**Task to carry out**
Skip all pictures, then print the remaining material exactly.

**Provided material**
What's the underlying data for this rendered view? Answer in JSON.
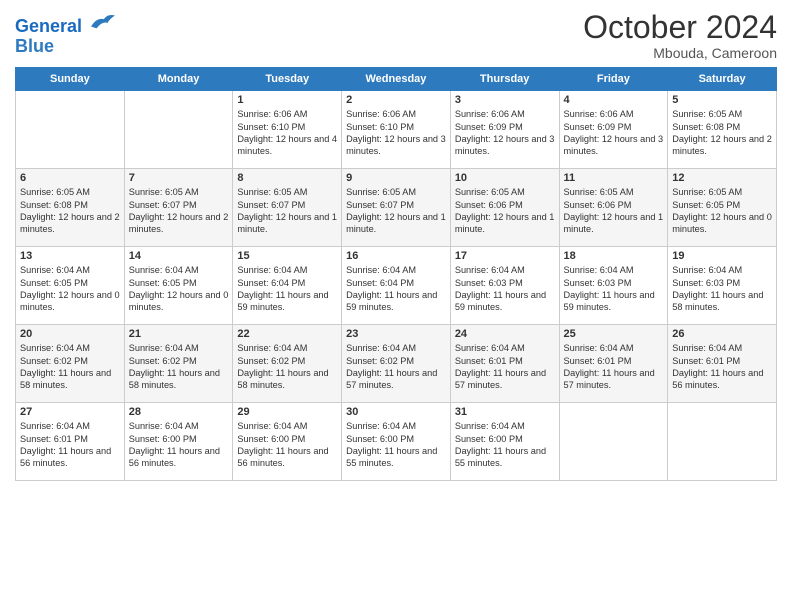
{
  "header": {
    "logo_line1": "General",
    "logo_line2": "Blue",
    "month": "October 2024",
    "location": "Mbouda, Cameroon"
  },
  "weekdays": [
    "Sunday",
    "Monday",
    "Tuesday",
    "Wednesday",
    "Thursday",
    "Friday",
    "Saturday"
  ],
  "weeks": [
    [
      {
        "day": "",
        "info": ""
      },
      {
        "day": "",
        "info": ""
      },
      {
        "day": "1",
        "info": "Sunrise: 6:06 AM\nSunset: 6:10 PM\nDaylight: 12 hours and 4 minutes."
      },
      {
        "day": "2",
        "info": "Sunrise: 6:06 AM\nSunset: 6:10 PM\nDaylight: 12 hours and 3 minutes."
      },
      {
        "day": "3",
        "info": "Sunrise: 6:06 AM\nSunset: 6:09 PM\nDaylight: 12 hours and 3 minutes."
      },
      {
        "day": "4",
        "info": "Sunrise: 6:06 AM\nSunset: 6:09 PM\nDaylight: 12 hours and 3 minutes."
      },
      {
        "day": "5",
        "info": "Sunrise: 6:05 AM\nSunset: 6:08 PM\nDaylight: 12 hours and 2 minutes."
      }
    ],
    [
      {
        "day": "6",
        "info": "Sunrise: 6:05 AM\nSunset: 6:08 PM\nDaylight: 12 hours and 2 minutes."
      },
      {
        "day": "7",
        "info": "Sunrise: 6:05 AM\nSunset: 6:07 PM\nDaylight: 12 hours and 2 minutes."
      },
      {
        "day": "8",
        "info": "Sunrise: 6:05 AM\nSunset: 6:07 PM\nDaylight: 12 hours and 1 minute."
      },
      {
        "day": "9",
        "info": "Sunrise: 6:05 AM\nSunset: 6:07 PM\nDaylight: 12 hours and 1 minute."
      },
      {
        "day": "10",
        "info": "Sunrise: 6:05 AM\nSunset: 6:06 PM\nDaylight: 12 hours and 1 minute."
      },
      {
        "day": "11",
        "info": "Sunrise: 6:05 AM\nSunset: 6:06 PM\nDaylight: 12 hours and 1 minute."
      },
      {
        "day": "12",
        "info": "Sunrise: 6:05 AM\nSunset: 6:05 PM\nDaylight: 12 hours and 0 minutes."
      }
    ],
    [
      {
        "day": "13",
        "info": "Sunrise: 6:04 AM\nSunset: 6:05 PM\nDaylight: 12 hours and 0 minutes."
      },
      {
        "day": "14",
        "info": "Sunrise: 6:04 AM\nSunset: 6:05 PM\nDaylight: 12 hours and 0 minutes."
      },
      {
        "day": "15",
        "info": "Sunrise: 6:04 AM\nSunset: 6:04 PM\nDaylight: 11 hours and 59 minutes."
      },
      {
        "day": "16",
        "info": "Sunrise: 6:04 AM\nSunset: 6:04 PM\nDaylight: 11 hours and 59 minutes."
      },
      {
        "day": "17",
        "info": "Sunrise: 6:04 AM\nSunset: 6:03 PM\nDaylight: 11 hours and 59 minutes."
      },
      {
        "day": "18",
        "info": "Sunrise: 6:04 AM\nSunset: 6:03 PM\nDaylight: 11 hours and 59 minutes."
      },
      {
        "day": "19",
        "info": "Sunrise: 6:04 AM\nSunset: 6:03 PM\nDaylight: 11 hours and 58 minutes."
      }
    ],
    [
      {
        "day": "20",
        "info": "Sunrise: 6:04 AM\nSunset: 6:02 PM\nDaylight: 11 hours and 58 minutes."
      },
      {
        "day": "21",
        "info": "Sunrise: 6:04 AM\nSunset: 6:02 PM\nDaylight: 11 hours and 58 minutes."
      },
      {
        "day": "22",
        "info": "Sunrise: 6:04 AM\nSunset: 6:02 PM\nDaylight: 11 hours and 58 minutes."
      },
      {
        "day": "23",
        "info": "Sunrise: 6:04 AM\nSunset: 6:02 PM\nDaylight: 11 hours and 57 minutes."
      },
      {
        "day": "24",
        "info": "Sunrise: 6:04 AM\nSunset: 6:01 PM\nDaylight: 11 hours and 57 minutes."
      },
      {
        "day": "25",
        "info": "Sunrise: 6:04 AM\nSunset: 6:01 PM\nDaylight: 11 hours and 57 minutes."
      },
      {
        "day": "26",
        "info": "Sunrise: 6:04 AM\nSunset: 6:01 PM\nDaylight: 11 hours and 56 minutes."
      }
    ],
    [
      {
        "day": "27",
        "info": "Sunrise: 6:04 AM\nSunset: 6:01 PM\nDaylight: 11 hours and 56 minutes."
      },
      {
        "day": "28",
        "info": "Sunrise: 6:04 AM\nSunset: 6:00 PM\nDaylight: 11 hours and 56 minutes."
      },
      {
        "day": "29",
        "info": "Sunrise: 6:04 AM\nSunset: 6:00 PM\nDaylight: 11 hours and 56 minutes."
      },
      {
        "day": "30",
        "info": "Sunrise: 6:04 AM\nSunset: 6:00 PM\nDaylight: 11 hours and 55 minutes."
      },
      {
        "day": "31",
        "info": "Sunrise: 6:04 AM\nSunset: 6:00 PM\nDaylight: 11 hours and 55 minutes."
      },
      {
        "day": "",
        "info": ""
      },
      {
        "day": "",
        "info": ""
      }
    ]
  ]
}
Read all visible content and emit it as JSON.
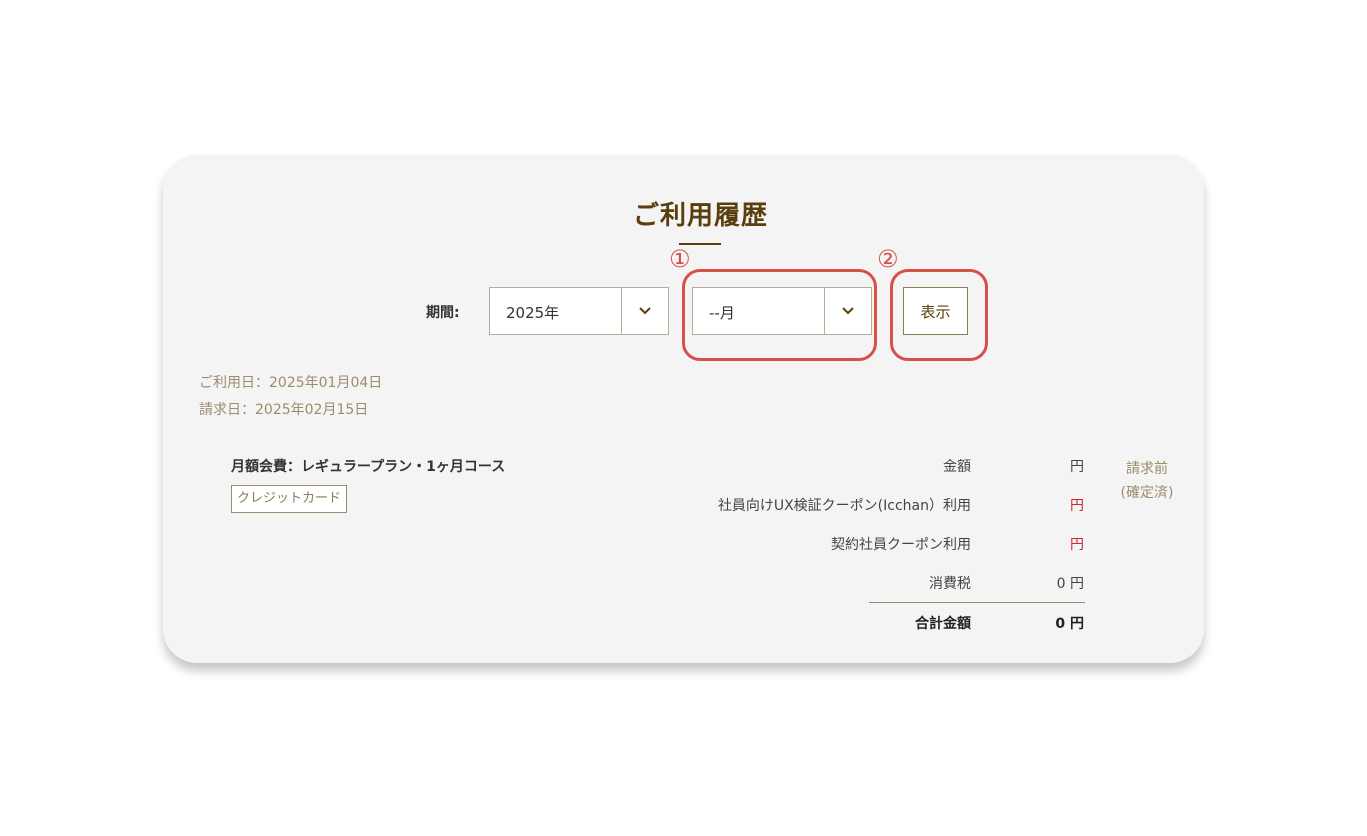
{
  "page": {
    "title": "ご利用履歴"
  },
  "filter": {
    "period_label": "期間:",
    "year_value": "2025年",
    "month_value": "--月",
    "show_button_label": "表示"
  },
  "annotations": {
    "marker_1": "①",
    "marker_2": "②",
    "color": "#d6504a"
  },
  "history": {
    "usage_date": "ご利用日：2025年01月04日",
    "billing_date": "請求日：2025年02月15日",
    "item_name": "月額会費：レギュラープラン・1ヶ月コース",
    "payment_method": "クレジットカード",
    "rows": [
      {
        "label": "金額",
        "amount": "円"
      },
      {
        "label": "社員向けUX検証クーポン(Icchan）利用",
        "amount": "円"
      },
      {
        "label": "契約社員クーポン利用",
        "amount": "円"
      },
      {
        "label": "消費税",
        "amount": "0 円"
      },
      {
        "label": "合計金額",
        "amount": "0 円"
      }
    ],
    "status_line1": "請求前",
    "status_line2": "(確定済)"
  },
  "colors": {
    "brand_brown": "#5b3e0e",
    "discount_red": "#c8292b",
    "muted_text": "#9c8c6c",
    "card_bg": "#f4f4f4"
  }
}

**Task answer**
What's the underlying data for this rendered view? Answer in JSON.
{
  "header": {
    "logo_line1": "General",
    "logo_line2": "Blue",
    "month": "October 2024",
    "location": "Mbouda, Cameroon"
  },
  "weekdays": [
    "Sunday",
    "Monday",
    "Tuesday",
    "Wednesday",
    "Thursday",
    "Friday",
    "Saturday"
  ],
  "weeks": [
    [
      {
        "day": "",
        "info": ""
      },
      {
        "day": "",
        "info": ""
      },
      {
        "day": "1",
        "info": "Sunrise: 6:06 AM\nSunset: 6:10 PM\nDaylight: 12 hours and 4 minutes."
      },
      {
        "day": "2",
        "info": "Sunrise: 6:06 AM\nSunset: 6:10 PM\nDaylight: 12 hours and 3 minutes."
      },
      {
        "day": "3",
        "info": "Sunrise: 6:06 AM\nSunset: 6:09 PM\nDaylight: 12 hours and 3 minutes."
      },
      {
        "day": "4",
        "info": "Sunrise: 6:06 AM\nSunset: 6:09 PM\nDaylight: 12 hours and 3 minutes."
      },
      {
        "day": "5",
        "info": "Sunrise: 6:05 AM\nSunset: 6:08 PM\nDaylight: 12 hours and 2 minutes."
      }
    ],
    [
      {
        "day": "6",
        "info": "Sunrise: 6:05 AM\nSunset: 6:08 PM\nDaylight: 12 hours and 2 minutes."
      },
      {
        "day": "7",
        "info": "Sunrise: 6:05 AM\nSunset: 6:07 PM\nDaylight: 12 hours and 2 minutes."
      },
      {
        "day": "8",
        "info": "Sunrise: 6:05 AM\nSunset: 6:07 PM\nDaylight: 12 hours and 1 minute."
      },
      {
        "day": "9",
        "info": "Sunrise: 6:05 AM\nSunset: 6:07 PM\nDaylight: 12 hours and 1 minute."
      },
      {
        "day": "10",
        "info": "Sunrise: 6:05 AM\nSunset: 6:06 PM\nDaylight: 12 hours and 1 minute."
      },
      {
        "day": "11",
        "info": "Sunrise: 6:05 AM\nSunset: 6:06 PM\nDaylight: 12 hours and 1 minute."
      },
      {
        "day": "12",
        "info": "Sunrise: 6:05 AM\nSunset: 6:05 PM\nDaylight: 12 hours and 0 minutes."
      }
    ],
    [
      {
        "day": "13",
        "info": "Sunrise: 6:04 AM\nSunset: 6:05 PM\nDaylight: 12 hours and 0 minutes."
      },
      {
        "day": "14",
        "info": "Sunrise: 6:04 AM\nSunset: 6:05 PM\nDaylight: 12 hours and 0 minutes."
      },
      {
        "day": "15",
        "info": "Sunrise: 6:04 AM\nSunset: 6:04 PM\nDaylight: 11 hours and 59 minutes."
      },
      {
        "day": "16",
        "info": "Sunrise: 6:04 AM\nSunset: 6:04 PM\nDaylight: 11 hours and 59 minutes."
      },
      {
        "day": "17",
        "info": "Sunrise: 6:04 AM\nSunset: 6:03 PM\nDaylight: 11 hours and 59 minutes."
      },
      {
        "day": "18",
        "info": "Sunrise: 6:04 AM\nSunset: 6:03 PM\nDaylight: 11 hours and 59 minutes."
      },
      {
        "day": "19",
        "info": "Sunrise: 6:04 AM\nSunset: 6:03 PM\nDaylight: 11 hours and 58 minutes."
      }
    ],
    [
      {
        "day": "20",
        "info": "Sunrise: 6:04 AM\nSunset: 6:02 PM\nDaylight: 11 hours and 58 minutes."
      },
      {
        "day": "21",
        "info": "Sunrise: 6:04 AM\nSunset: 6:02 PM\nDaylight: 11 hours and 58 minutes."
      },
      {
        "day": "22",
        "info": "Sunrise: 6:04 AM\nSunset: 6:02 PM\nDaylight: 11 hours and 58 minutes."
      },
      {
        "day": "23",
        "info": "Sunrise: 6:04 AM\nSunset: 6:02 PM\nDaylight: 11 hours and 57 minutes."
      },
      {
        "day": "24",
        "info": "Sunrise: 6:04 AM\nSunset: 6:01 PM\nDaylight: 11 hours and 57 minutes."
      },
      {
        "day": "25",
        "info": "Sunrise: 6:04 AM\nSunset: 6:01 PM\nDaylight: 11 hours and 57 minutes."
      },
      {
        "day": "26",
        "info": "Sunrise: 6:04 AM\nSunset: 6:01 PM\nDaylight: 11 hours and 56 minutes."
      }
    ],
    [
      {
        "day": "27",
        "info": "Sunrise: 6:04 AM\nSunset: 6:01 PM\nDaylight: 11 hours and 56 minutes."
      },
      {
        "day": "28",
        "info": "Sunrise: 6:04 AM\nSunset: 6:00 PM\nDaylight: 11 hours and 56 minutes."
      },
      {
        "day": "29",
        "info": "Sunrise: 6:04 AM\nSunset: 6:00 PM\nDaylight: 11 hours and 56 minutes."
      },
      {
        "day": "30",
        "info": "Sunrise: 6:04 AM\nSunset: 6:00 PM\nDaylight: 11 hours and 55 minutes."
      },
      {
        "day": "31",
        "info": "Sunrise: 6:04 AM\nSunset: 6:00 PM\nDaylight: 11 hours and 55 minutes."
      },
      {
        "day": "",
        "info": ""
      },
      {
        "day": "",
        "info": ""
      }
    ]
  ]
}
Read all visible content and emit it as JSON.
{
  "page": {
    "title": "ご利用履歴"
  },
  "filter": {
    "period_label": "期間:",
    "year_value": "2025年",
    "month_value": "--月",
    "show_button_label": "表示"
  },
  "annotations": {
    "marker_1": "①",
    "marker_2": "②",
    "color": "#d6504a"
  },
  "history": {
    "usage_date": "ご利用日：2025年01月04日",
    "billing_date": "請求日：2025年02月15日",
    "item_name": "月額会費：レギュラープラン・1ヶ月コース",
    "payment_method": "クレジットカード",
    "rows": [
      {
        "label": "金額",
        "amount": "円"
      },
      {
        "label": "社員向けUX検証クーポン(Icchan）利用",
        "amount": "円"
      },
      {
        "label": "契約社員クーポン利用",
        "amount": "円"
      },
      {
        "label": "消費税",
        "amount": "0 円"
      },
      {
        "label": "合計金額",
        "amount": "0 円"
      }
    ],
    "status_line1": "請求前",
    "status_line2": "(確定済)"
  },
  "colors": {
    "brand_brown": "#5b3e0e",
    "discount_red": "#c8292b",
    "muted_text": "#9c8c6c",
    "card_bg": "#f4f4f4"
  }
}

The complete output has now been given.